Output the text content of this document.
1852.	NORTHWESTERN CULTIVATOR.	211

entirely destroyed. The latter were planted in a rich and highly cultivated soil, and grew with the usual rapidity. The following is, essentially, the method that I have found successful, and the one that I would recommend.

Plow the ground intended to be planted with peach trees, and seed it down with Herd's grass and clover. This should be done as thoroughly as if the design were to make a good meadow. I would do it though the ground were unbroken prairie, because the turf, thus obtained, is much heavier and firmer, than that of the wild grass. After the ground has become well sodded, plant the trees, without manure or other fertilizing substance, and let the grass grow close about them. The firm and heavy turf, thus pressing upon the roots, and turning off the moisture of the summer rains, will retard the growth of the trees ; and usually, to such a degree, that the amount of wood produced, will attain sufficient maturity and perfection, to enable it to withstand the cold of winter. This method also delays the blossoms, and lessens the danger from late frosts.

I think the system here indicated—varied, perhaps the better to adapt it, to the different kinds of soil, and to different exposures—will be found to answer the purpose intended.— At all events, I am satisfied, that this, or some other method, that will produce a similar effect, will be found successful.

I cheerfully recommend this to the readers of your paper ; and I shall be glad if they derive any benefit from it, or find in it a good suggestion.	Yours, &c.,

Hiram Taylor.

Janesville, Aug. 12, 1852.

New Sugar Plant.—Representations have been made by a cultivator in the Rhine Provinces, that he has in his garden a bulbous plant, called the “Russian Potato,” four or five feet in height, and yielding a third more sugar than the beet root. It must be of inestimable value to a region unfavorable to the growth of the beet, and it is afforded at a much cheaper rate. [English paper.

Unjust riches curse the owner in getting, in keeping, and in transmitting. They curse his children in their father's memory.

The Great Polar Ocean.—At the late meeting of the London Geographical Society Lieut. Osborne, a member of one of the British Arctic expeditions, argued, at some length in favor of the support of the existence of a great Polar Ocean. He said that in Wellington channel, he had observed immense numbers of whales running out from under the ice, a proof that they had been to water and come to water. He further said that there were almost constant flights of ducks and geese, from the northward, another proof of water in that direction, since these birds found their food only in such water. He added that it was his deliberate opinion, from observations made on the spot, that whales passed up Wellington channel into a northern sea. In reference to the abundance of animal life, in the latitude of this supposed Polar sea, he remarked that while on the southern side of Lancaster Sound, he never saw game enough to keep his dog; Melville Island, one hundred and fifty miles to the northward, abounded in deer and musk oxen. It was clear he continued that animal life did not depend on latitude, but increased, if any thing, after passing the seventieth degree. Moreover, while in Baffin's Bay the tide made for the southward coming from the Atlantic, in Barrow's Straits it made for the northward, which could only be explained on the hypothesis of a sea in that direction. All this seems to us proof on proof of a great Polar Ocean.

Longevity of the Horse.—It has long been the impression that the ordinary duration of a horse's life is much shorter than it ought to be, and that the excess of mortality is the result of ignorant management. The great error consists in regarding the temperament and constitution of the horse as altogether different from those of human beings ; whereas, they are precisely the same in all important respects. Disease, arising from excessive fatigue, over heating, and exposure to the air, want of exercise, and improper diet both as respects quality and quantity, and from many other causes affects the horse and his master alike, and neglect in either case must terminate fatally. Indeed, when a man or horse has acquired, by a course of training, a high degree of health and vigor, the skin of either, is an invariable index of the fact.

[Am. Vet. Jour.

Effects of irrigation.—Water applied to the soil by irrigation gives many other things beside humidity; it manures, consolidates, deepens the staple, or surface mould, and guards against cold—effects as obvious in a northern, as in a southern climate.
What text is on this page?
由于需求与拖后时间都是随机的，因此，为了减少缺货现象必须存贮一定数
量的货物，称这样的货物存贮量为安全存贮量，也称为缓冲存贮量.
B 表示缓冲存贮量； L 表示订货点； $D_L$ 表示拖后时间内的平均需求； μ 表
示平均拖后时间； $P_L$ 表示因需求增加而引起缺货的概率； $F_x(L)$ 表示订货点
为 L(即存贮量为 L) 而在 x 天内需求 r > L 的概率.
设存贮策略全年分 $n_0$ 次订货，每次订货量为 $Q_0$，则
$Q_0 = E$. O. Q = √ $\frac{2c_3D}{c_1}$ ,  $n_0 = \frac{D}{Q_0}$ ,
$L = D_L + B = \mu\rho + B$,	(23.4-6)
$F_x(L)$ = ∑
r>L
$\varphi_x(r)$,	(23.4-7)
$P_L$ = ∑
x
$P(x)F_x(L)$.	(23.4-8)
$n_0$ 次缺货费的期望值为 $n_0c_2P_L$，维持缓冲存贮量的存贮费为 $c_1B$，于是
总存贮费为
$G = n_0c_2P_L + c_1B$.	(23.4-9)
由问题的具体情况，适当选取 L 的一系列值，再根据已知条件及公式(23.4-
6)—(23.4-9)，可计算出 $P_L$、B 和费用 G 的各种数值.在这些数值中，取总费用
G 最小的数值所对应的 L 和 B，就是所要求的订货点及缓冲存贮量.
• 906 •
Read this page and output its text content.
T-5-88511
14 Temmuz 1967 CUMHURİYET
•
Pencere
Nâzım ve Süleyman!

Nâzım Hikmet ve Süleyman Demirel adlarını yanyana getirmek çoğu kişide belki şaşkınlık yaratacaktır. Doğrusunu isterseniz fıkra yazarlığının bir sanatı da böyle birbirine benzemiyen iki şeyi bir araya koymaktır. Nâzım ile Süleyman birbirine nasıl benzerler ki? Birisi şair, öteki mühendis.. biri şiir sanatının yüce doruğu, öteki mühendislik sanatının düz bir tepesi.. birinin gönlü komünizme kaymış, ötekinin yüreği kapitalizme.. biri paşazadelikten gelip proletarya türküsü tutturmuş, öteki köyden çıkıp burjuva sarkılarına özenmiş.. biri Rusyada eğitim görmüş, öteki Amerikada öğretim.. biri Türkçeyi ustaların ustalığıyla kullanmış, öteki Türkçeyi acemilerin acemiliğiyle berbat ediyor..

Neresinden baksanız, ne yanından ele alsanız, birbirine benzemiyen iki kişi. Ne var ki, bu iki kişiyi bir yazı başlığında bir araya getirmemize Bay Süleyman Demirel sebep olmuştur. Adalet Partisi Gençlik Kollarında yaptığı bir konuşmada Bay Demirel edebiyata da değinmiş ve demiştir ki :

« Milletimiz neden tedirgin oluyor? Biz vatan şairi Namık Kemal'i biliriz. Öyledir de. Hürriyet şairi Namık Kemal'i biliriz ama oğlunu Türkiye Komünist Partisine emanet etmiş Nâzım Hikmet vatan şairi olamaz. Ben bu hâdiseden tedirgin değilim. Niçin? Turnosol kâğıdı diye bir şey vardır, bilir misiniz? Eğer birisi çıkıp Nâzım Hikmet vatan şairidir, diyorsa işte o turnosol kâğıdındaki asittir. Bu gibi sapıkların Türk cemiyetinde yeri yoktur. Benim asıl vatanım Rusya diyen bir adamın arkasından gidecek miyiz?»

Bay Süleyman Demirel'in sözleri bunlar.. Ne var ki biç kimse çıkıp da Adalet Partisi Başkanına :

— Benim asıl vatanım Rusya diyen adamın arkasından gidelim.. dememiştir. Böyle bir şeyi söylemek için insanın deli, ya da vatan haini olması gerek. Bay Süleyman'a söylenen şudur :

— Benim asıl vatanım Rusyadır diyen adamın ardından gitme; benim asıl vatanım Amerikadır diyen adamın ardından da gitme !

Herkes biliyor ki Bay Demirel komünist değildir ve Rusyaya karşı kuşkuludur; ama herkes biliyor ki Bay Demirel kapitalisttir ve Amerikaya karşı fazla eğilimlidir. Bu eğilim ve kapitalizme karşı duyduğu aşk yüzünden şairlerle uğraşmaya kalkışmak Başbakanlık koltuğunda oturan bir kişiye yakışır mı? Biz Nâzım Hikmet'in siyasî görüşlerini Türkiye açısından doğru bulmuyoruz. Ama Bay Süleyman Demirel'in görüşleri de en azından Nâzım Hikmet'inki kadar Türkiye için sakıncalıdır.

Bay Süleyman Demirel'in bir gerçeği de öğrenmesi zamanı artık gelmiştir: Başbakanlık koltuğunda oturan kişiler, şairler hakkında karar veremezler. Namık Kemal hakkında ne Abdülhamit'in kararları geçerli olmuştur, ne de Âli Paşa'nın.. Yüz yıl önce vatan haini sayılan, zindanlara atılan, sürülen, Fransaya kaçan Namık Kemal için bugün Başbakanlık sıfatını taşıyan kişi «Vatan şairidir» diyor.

Task » Collect every line from the records above that contains the word "content".

Exercise result »
Output the text content of this document.
Read this page and output its text content.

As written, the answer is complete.